## WHAT IS NEEDED
Reproduce the records below exactly as given.

####################

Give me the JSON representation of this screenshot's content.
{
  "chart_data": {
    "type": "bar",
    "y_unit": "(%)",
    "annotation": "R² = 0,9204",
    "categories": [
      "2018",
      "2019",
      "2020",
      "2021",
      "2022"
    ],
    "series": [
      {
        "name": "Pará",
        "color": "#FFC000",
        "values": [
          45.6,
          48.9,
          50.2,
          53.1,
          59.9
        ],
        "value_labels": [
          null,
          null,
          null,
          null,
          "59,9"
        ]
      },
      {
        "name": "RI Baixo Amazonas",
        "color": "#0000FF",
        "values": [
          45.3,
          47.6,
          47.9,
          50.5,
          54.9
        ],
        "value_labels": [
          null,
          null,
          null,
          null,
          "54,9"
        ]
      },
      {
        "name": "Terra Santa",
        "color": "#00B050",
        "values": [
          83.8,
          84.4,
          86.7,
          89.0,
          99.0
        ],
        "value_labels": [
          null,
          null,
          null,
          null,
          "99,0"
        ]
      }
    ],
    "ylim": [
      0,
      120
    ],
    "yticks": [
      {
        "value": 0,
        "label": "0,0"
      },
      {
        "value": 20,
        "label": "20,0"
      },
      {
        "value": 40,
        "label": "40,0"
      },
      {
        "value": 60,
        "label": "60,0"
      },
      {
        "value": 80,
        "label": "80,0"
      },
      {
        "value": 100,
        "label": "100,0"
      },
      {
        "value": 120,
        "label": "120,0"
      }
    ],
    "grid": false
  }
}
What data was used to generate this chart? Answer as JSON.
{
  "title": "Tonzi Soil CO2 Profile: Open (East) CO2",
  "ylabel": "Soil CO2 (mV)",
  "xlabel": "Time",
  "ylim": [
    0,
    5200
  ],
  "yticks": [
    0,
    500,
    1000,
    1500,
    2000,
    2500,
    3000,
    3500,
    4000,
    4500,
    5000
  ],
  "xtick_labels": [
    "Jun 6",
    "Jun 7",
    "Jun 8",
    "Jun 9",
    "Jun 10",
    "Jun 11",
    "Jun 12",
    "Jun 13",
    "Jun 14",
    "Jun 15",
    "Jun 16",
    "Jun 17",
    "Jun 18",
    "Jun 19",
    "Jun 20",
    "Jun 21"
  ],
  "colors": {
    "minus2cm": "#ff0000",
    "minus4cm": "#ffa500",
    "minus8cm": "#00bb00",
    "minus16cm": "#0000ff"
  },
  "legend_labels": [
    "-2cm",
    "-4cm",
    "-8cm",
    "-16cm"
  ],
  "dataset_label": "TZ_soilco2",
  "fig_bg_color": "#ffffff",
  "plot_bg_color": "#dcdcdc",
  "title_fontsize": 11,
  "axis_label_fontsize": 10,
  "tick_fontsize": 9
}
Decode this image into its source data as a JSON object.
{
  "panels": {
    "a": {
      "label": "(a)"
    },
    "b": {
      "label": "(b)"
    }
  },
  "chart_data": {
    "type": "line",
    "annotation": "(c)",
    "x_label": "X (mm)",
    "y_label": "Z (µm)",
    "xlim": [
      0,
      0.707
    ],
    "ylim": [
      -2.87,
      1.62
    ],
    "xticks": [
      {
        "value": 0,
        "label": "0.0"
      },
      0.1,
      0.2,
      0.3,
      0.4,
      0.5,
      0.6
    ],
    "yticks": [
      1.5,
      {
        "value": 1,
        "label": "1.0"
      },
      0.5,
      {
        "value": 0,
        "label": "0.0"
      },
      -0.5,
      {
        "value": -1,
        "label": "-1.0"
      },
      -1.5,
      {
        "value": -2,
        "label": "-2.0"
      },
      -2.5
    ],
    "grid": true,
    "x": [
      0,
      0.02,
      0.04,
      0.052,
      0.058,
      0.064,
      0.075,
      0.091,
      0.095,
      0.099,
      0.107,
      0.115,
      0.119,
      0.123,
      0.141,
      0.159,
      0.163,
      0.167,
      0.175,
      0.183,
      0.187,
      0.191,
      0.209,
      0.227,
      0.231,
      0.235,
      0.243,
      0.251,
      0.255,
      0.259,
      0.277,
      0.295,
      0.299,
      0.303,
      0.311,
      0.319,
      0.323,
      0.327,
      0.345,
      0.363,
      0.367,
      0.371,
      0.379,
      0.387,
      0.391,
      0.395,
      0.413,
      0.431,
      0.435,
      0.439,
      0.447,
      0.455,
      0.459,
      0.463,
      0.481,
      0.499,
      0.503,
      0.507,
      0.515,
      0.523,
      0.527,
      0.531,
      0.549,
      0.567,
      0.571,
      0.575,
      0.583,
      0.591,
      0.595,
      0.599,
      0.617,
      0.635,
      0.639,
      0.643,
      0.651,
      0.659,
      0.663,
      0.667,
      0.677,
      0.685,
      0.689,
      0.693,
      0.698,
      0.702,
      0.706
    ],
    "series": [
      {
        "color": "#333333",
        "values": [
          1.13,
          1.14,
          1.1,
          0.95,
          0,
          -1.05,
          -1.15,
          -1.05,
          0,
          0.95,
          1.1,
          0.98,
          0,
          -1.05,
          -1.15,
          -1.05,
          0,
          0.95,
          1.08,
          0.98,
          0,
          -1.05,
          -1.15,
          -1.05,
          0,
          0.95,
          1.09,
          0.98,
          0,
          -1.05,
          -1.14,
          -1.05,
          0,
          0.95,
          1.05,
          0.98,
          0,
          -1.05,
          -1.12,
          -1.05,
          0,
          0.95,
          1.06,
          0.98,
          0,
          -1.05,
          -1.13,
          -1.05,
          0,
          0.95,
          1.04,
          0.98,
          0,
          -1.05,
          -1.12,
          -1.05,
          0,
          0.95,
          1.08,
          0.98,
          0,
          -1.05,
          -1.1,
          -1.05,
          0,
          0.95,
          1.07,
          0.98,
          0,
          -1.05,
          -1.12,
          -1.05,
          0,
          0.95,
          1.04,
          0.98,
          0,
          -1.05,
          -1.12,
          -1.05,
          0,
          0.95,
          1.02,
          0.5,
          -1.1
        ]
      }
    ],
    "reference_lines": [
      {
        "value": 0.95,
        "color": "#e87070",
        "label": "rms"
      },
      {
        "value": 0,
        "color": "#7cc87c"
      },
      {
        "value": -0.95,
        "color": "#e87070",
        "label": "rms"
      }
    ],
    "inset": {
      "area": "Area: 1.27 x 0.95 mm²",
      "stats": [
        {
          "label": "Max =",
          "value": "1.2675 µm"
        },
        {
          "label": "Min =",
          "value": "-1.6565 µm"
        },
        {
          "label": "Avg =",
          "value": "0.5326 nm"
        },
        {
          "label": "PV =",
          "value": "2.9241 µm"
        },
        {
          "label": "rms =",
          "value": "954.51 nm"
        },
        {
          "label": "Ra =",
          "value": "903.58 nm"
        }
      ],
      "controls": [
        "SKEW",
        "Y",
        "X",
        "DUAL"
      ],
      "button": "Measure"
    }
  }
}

####################

## WRITTEN REPLY
Give me the JSON representation of this screenshot's content.
{
  "chart_data": {
    "type": "bar",
    "y_unit": "(%)",
    "annotation": "R² = 0,9204",
    "categories": [
      "2018",
      "2019",
      "2020",
      "2021",
      "2022"
    ],
    "series": [
      {
        "name": "Pará",
        "color": "#FFC000",
        "values": [
          45.6,
          48.9,
          50.2,
          53.1,
          59.9
        ],
        "value_labels": [
          null,
          null,
          null,
          null,
          "59,9"
        ]
      },
      {
        "name": "RI Baixo Amazonas",
        "color": "#0000FF",
        "values": [
          45.3,
          47.6,
          47.9,
          50.5,
          54.9
        ],
        "value_labels": [
          null,
          null,
          null,
          null,
          "54,9"
        ]
      },
      {
        "name": "Terra Santa",
        "color": "#00B050",
        "values": [
          83.8,
          84.4,
          86.7,
          89.0,
          99.0
        ],
        "value_labels": [
          null,
          null,
          null,
          null,
          "99,0"
        ]
      }
    ],
    "ylim": [
      0,
      120
    ],
    "yticks": [
      {
        "value": 0,
        "label": "0,0"
      },
      {
        "value": 20,
        "label": "20,0"
      },
      {
        "value": 40,
        "label": "40,0"
      },
      {
        "value": 60,
        "label": "60,0"
      },
      {
        "value": 80,
        "label": "80,0"
      },
      {
        "value": 100,
        "label": "100,0"
      },
      {
        "value": 120,
        "label": "120,0"
      }
    ],
    "grid": false
  }
}
What data was used to generate this chart? Answer as JSON.
{
  "title": "Tonzi Soil CO2 Profile: Open (East) CO2",
  "ylabel": "Soil CO2 (mV)",
  "xlabel": "Time",
  "ylim": [
    0,
    5200
  ],
  "yticks": [
    0,
    500,
    1000,
    1500,
    2000,
    2500,
    3000,
    3500,
    4000,
    4500,
    5000
  ],
  "xtick_labels": [
    "Jun 6",
    "Jun 7",
    "Jun 8",
    "Jun 9",
    "Jun 10",
    "Jun 11",
    "Jun 12",
    "Jun 13",
    "Jun 14",
    "Jun 15",
    "Jun 16",
    "Jun 17",
    "Jun 18",
    "Jun 19",
    "Jun 20",
    "Jun 21"
  ],
  "colors": {
    "minus2cm": "#ff0000",
    "minus4cm": "#ffa500",
    "minus8cm": "#00bb00",
    "minus16cm": "#0000ff"
  },
  "legend_labels": [
    "-2cm",
    "-4cm",
    "-8cm",
    "-16cm"
  ],
  "dataset_label": "TZ_soilco2",
  "fig_bg_color": "#ffffff",
  "plot_bg_color": "#dcdcdc",
  "title_fontsize": 11,
  "axis_label_fontsize": 10,
  "tick_fontsize": 9
}
Decode this image into its source data as a JSON object.
{
  "panels": {
    "a": {
      "label": "(a)"
    },
    "b": {
      "label": "(b)"
    }
  },
  "chart_data": {
    "type": "line",
    "annotation": "(c)",
    "x_label": "X (mm)",
    "y_label": "Z (µm)",
    "xlim": [
      0,
      0.707
    ],
    "ylim": [
      -2.87,
      1.62
    ],
    "xticks": [
      {
        "value": 0,
        "label": "0.0"
      },
      0.1,
      0.2,
      0.3,
      0.4,
      0.5,
      0.6
    ],
    "yticks": [
      1.5,
      {
        "value": 1,
        "label": "1.0"
      },
      0.5,
      {
        "value": 0,
        "label": "0.0"
      },
      -0.5,
      {
        "value": -1,
        "label": "-1.0"
      },
      -1.5,
      {
        "value": -2,
        "label": "-2.0"
      },
      -2.5
    ],
    "grid": true,
    "x": [
      0,
      0.02,
      0.04,
      0.052,
      0.058,
      0.064,
      0.075,
      0.091,
      0.095,
      0.099,
      0.107,
      0.115,
      0.119,
      0.123,
      0.141,
      0.159,
      0.163,
      0.167,
      0.175,
      0.183,
      0.187,
      0.191,
      0.209,
      0.227,
      0.231,
      0.235,
      0.243,
      0.251,
      0.255,
      0.259,
      0.277,
      0.295,
      0.299,
      0.303,
      0.311,
      0.319,
      0.323,
      0.327,
      0.345,
      0.363,
      0.367,
      0.371,
      0.379,
      0.387,
      0.391,
      0.395,
      0.413,
      0.431,
      0.435,
      0.439,
      0.447,
      0.455,
      0.459,
      0.463,
      0.481,
      0.499,
      0.503,
      0.507,
      0.515,
      0.523,
      0.527,
      0.531,
      0.549,
      0.567,
      0.571,
      0.575,
      0.583,
      0.591,
      0.595,
      0.599,
      0.617,
      0.635,
      0.639,
      0.643,
      0.651,
      0.659,
      0.663,
      0.667,
      0.677,
      0.685,
      0.689,
      0.693,
      0.698,
      0.702,
      0.706
    ],
    "series": [
      {
        "color": "#333333",
        "values": [
          1.13,
          1.14,
          1.1,
          0.95,
          0,
          -1.05,
          -1.15,
          -1.05,
          0,
          0.95,
          1.1,
          0.98,
          0,
          -1.05,
          -1.15,
          -1.05,
          0,
          0.95,
          1.08,
          0.98,
          0,
          -1.05,
          -1.15,
          -1.05,
          0,
          0.95,
          1.09,
          0.98,
          0,
          -1.05,
          -1.14,
          -1.05,
          0,
          0.95,
          1.05,
          0.98,
          0,
          -1.05,
          -1.12,
          -1.05,
          0,
          0.95,
          1.06,
          0.98,
          0,
          -1.05,
          -1.13,
          -1.05,
          0,
          0.95,
          1.04,
          0.98,
          0,
          -1.05,
          -1.12,
          -1.05,
          0,
          0.95,
          1.08,
          0.98,
          0,
          -1.05,
          -1.1,
          -1.05,
          0,
          0.95,
          1.07,
          0.98,
          0,
          -1.05,
          -1.12,
          -1.05,
          0,
          0.95,
          1.04,
          0.98,
          0,
          -1.05,
          -1.12,
          -1.05,
          0,
          0.95,
          1.02,
          0.5,
          -1.1
        ]
      }
    ],
    "reference_lines": [
      {
        "value": 0.95,
        "color": "#e87070",
        "label": "rms"
      },
      {
        "value": 0,
        "color": "#7cc87c"
      },
      {
        "value": -0.95,
        "color": "#e87070",
        "label": "rms"
      }
    ],
    "inset": {
      "area": "Area: 1.27 x 0.95 mm²",
      "stats": [
        {
          "label": "Max =",
          "value": "1.2675 µm"
        },
        {
          "label": "Min =",
          "value": "-1.6565 µm"
        },
        {
          "label": "Avg =",
          "value": "0.5326 nm"
        },
        {
          "label": "PV =",
          "value": "2.9241 µm"
        },
        {
          "label": "rms =",
          "value": "954.51 nm"
        },
        {
          "label": "Ra =",
          "value": "903.58 nm"
        }
      ],
      "controls": [
        "SKEW",
        "Y",
        "X",
        "DUAL"
      ],
      "button": "Measure"
    }
  }
}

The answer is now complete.